Direction:
Look over the entries that follow and work out how many lines contain "JSON". State the number only.

-- begin Stored data --

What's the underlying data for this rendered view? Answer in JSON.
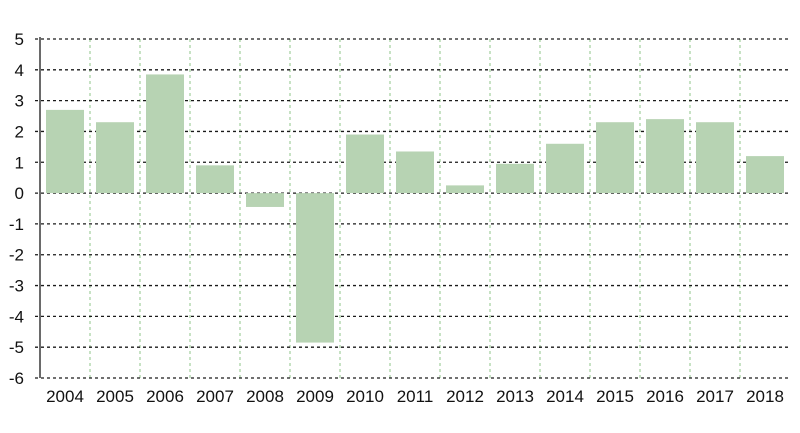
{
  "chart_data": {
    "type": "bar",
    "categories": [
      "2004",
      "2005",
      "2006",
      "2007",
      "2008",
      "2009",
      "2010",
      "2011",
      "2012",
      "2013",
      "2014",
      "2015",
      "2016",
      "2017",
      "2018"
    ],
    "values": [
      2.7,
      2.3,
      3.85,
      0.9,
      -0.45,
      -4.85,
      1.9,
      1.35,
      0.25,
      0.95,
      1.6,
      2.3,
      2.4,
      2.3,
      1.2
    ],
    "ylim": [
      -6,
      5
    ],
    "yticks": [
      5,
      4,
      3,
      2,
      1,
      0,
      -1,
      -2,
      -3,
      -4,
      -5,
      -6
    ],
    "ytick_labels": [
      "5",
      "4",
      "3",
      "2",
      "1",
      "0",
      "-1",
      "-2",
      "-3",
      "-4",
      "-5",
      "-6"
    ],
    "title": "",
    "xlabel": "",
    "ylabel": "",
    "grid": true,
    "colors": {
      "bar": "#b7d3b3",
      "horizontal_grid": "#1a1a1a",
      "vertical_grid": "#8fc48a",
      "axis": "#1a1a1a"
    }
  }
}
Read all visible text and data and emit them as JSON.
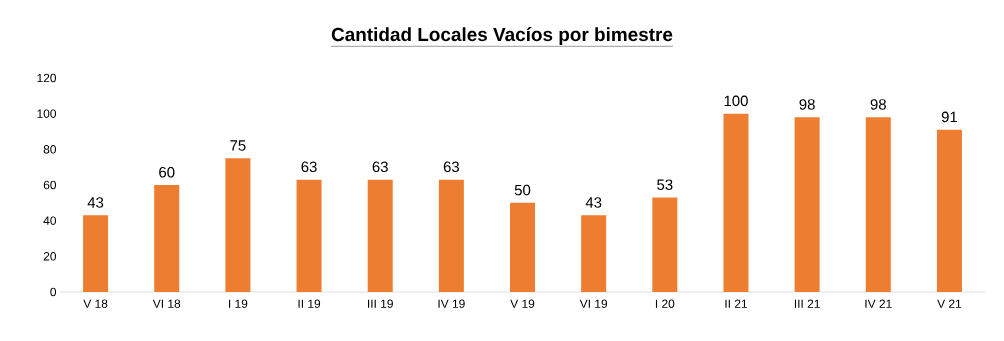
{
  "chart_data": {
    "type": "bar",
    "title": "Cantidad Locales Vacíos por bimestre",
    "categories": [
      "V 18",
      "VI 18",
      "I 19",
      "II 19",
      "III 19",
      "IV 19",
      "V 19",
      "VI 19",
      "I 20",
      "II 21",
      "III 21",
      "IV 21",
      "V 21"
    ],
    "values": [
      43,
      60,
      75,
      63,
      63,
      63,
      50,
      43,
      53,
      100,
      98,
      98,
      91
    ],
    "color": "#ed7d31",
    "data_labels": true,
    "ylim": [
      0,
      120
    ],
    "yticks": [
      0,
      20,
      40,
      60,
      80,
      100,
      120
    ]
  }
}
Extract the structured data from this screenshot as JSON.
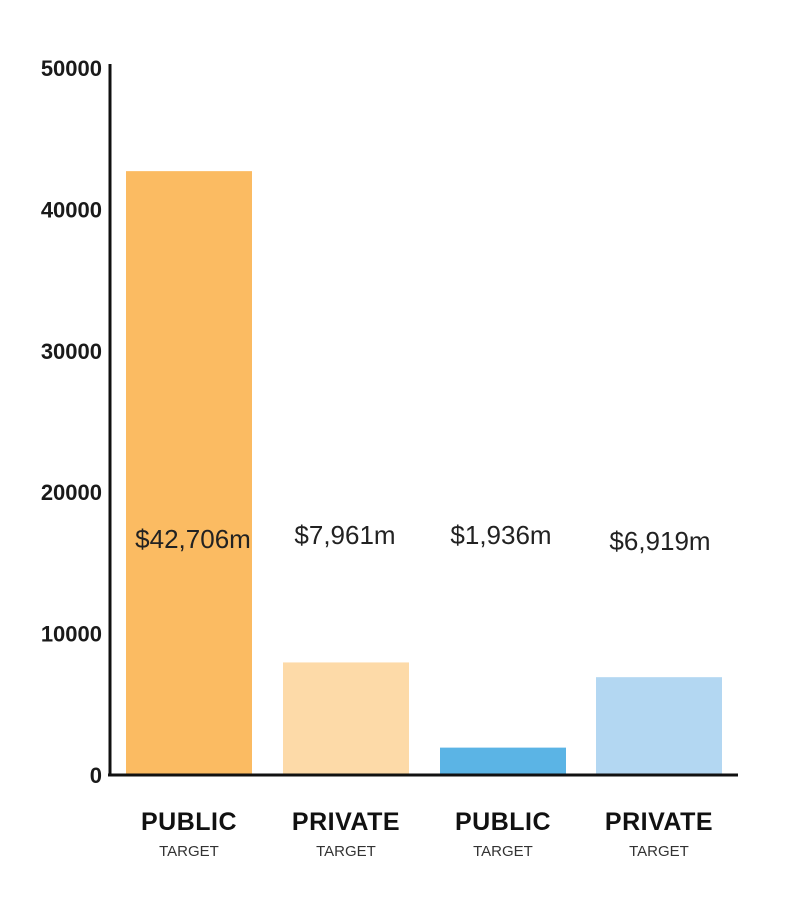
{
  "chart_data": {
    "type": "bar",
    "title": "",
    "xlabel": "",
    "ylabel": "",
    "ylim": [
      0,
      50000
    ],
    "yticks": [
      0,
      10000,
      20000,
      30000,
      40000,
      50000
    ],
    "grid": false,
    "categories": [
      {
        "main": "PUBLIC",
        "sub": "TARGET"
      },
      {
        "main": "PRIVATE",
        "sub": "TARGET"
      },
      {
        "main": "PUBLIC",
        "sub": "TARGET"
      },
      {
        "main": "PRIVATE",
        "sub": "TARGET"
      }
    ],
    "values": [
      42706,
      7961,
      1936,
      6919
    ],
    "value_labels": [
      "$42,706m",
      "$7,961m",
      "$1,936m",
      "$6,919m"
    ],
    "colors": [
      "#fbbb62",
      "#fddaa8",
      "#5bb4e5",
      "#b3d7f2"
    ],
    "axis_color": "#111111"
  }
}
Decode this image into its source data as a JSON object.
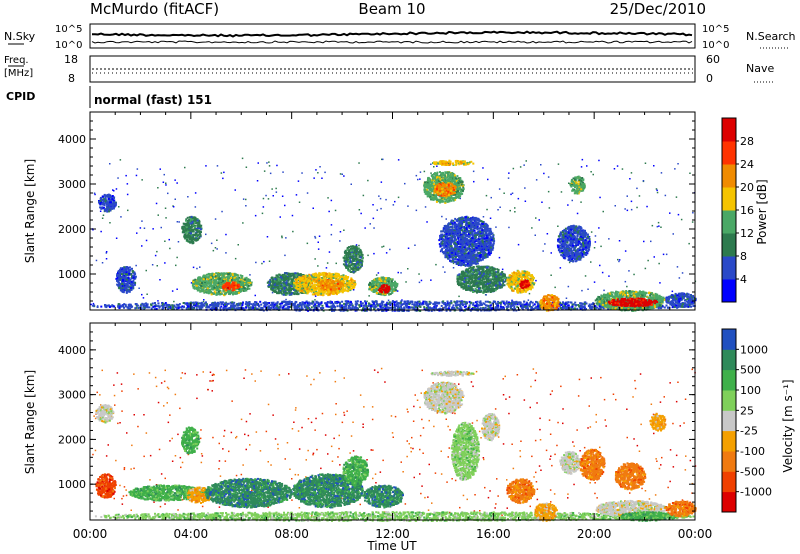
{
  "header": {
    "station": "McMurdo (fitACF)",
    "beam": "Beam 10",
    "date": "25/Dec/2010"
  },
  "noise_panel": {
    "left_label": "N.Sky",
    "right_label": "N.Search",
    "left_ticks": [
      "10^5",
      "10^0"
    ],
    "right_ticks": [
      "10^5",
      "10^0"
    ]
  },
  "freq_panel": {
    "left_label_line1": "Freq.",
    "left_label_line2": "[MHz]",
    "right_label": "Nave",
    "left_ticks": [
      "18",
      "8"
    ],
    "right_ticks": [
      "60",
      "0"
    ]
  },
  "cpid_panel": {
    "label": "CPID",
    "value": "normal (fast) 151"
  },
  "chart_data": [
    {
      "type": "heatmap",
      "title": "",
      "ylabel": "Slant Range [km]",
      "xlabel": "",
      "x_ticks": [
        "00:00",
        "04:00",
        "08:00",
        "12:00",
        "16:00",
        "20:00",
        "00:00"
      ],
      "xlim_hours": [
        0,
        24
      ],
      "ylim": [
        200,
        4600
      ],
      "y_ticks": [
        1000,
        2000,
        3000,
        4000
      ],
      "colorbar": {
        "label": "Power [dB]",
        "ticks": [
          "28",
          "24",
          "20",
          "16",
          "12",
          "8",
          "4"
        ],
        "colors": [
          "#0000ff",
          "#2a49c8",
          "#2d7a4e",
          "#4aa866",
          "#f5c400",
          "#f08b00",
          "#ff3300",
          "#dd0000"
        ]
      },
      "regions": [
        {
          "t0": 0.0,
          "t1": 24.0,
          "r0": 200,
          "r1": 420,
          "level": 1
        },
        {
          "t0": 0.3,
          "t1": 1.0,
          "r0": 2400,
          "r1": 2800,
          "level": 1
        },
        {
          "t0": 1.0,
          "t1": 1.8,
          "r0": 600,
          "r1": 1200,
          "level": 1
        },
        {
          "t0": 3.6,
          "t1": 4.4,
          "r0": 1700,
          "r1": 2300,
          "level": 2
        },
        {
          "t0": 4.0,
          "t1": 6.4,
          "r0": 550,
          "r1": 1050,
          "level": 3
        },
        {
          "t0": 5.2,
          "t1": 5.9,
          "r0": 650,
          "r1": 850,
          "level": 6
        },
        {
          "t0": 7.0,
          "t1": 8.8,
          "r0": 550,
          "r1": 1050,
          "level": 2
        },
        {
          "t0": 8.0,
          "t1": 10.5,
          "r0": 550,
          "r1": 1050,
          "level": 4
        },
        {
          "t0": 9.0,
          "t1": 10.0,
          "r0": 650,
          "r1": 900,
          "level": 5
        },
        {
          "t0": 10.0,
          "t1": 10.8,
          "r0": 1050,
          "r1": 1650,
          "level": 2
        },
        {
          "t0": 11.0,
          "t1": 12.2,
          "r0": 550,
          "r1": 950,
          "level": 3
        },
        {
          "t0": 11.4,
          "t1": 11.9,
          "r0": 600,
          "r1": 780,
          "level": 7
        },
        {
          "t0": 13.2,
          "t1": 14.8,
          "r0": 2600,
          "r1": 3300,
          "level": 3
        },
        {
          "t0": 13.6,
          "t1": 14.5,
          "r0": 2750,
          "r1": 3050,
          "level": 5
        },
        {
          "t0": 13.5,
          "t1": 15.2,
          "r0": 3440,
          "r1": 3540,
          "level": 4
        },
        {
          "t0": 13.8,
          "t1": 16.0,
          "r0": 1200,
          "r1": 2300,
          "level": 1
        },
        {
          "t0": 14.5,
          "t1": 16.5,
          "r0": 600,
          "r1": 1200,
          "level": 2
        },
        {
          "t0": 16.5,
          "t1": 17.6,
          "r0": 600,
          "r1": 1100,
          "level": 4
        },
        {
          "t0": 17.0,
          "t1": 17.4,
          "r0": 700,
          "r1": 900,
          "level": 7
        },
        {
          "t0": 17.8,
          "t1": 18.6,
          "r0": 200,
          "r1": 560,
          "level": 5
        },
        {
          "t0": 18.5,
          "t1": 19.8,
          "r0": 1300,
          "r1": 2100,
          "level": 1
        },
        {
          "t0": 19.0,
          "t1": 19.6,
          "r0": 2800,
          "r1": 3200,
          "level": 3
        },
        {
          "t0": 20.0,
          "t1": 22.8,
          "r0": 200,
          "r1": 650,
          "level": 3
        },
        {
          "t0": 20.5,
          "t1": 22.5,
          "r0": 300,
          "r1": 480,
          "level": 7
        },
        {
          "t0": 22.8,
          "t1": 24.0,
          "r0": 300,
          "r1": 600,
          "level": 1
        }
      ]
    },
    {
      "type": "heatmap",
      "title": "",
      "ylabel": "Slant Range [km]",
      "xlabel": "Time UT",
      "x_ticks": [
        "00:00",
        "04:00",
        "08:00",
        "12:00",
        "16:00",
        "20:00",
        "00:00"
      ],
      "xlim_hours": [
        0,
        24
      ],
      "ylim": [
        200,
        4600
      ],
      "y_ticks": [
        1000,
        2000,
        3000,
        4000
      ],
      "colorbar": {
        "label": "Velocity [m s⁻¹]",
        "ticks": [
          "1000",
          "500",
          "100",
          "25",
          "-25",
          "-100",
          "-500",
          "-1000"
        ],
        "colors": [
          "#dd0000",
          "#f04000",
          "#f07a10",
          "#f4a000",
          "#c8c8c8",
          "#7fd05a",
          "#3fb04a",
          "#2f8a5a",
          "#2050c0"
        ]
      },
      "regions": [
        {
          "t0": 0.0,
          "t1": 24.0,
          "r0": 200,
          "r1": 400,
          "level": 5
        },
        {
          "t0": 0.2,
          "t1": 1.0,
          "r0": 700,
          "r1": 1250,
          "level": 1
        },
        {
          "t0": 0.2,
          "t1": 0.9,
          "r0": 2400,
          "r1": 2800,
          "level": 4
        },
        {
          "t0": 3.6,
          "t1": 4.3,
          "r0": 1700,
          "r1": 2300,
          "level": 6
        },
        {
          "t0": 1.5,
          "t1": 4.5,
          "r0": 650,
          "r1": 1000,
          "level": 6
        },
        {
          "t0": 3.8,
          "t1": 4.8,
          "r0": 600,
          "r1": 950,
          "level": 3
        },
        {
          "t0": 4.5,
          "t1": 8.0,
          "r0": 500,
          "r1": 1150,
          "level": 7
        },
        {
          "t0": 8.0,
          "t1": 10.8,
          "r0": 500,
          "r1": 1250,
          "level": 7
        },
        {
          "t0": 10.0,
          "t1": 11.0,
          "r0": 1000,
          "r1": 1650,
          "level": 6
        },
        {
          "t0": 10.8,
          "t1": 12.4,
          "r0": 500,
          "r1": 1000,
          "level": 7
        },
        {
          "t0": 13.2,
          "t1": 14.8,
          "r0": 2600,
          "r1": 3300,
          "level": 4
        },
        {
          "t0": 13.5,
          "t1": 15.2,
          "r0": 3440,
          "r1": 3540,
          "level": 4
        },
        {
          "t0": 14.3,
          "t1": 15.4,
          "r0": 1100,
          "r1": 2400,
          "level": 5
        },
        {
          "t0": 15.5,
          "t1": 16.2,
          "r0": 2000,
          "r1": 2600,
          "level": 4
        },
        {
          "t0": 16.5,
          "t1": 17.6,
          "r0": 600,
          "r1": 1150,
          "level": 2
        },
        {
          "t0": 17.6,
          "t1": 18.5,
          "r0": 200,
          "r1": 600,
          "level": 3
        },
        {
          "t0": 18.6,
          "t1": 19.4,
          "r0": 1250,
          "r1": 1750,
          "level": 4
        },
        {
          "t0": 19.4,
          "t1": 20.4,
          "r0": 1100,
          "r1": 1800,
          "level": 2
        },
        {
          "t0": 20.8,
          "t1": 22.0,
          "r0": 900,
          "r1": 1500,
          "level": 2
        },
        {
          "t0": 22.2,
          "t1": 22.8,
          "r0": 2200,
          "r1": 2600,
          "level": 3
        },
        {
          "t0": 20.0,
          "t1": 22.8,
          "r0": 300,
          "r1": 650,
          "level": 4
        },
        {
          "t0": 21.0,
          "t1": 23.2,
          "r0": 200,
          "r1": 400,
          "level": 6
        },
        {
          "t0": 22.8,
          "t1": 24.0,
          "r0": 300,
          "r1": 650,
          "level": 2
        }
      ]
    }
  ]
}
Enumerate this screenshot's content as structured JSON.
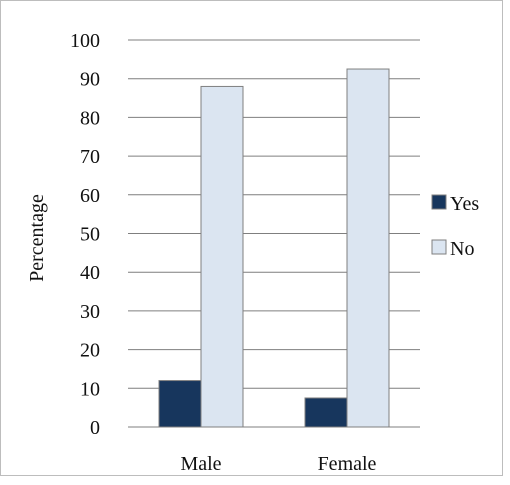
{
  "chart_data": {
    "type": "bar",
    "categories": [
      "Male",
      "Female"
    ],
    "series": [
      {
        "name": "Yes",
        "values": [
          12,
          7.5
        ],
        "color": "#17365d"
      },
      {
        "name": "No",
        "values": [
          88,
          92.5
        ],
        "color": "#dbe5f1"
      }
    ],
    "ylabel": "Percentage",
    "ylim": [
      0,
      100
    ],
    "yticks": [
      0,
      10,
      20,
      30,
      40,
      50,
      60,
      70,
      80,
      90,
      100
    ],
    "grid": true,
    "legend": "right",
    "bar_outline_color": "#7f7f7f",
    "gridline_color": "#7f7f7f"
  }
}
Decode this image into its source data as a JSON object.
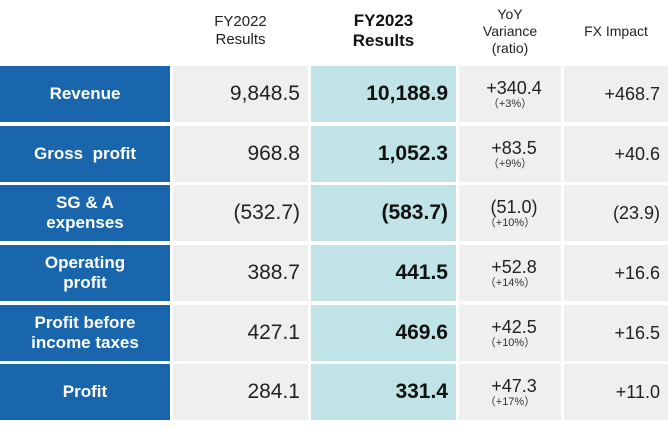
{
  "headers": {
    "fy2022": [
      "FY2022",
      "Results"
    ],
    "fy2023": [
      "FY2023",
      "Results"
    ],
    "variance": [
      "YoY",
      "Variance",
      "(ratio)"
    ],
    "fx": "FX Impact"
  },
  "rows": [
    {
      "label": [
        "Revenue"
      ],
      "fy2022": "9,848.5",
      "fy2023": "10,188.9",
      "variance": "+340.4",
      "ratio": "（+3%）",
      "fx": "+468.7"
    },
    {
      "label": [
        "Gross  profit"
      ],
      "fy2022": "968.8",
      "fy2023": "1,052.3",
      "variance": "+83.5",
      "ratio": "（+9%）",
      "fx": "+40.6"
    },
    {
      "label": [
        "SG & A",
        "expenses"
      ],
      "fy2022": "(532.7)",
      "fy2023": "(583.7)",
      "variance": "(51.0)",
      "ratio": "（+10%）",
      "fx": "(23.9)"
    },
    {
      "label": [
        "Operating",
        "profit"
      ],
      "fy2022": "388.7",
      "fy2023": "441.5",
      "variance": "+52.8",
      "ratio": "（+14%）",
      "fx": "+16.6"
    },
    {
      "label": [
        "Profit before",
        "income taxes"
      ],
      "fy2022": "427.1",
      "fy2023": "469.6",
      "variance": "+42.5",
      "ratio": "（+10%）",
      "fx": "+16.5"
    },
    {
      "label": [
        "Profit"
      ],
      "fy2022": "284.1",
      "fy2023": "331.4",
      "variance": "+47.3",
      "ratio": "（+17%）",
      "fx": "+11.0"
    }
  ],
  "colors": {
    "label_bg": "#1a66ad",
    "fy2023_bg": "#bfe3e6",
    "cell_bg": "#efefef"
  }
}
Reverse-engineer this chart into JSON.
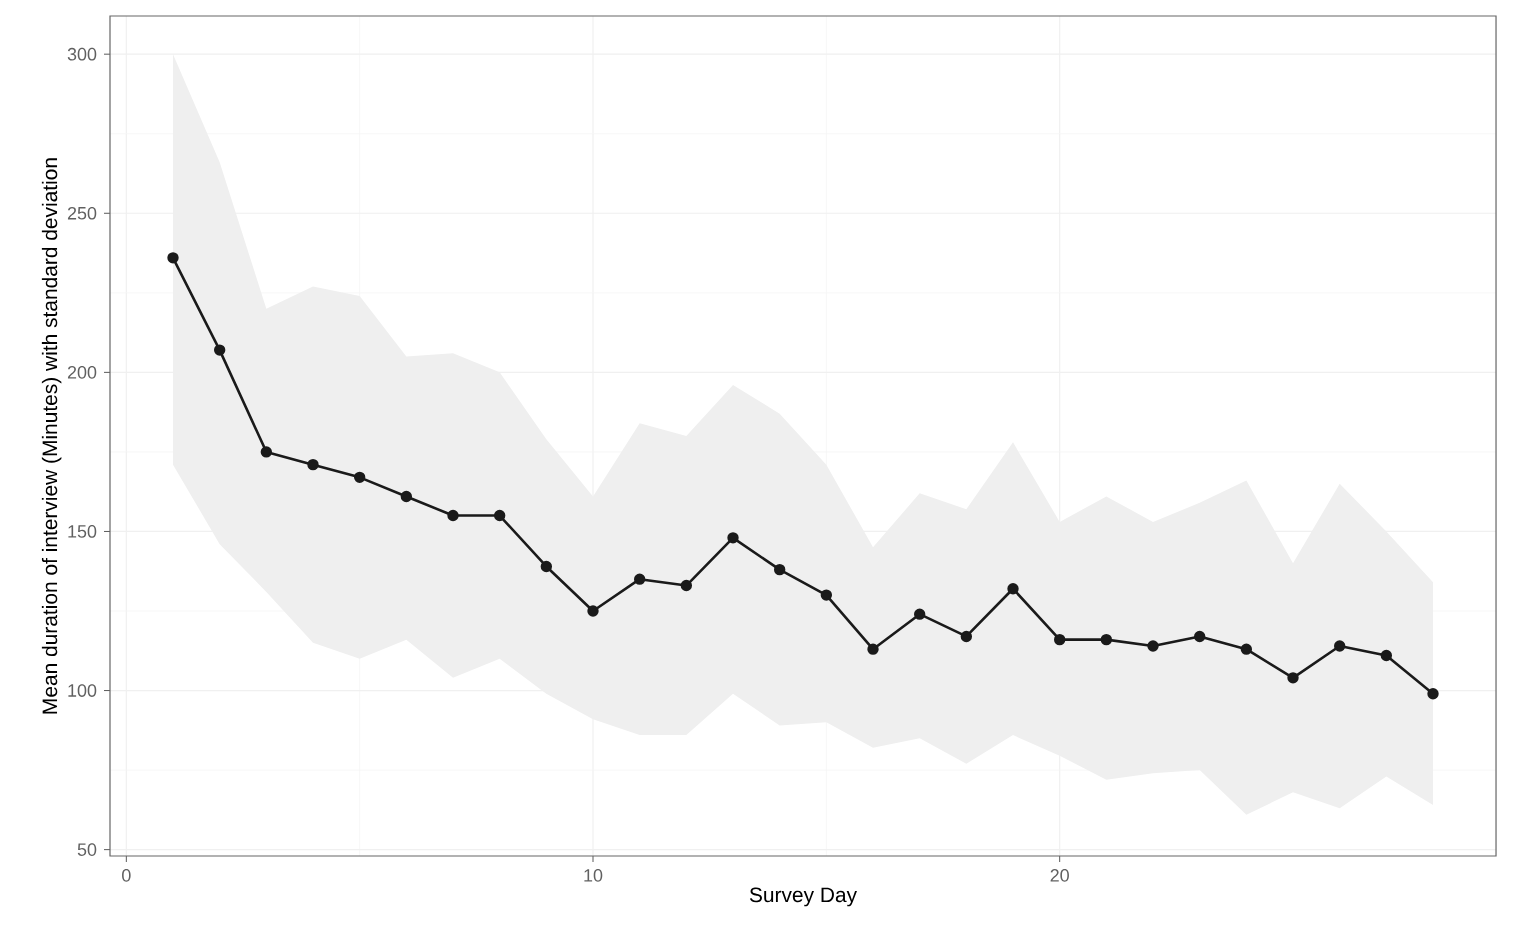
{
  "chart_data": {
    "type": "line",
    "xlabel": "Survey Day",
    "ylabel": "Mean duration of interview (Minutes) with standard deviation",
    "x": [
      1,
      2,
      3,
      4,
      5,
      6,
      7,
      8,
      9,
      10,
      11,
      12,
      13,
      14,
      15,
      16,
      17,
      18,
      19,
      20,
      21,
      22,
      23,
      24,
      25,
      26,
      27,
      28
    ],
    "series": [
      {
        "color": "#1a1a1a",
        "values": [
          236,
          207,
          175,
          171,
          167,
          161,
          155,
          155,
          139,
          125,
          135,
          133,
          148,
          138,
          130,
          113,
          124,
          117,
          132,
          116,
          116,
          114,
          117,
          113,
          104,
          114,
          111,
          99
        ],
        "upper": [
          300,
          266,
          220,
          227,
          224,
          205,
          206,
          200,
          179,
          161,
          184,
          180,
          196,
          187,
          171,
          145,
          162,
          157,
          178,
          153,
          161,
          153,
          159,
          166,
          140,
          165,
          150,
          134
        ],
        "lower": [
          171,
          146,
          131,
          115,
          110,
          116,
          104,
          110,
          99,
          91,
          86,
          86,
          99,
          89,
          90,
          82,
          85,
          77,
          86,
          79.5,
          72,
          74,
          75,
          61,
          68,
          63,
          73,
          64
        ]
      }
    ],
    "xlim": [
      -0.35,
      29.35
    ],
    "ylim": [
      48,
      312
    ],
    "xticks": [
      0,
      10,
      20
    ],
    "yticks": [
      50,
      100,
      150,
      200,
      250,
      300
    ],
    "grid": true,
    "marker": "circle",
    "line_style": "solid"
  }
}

-- end Stored data --

Task solution:
7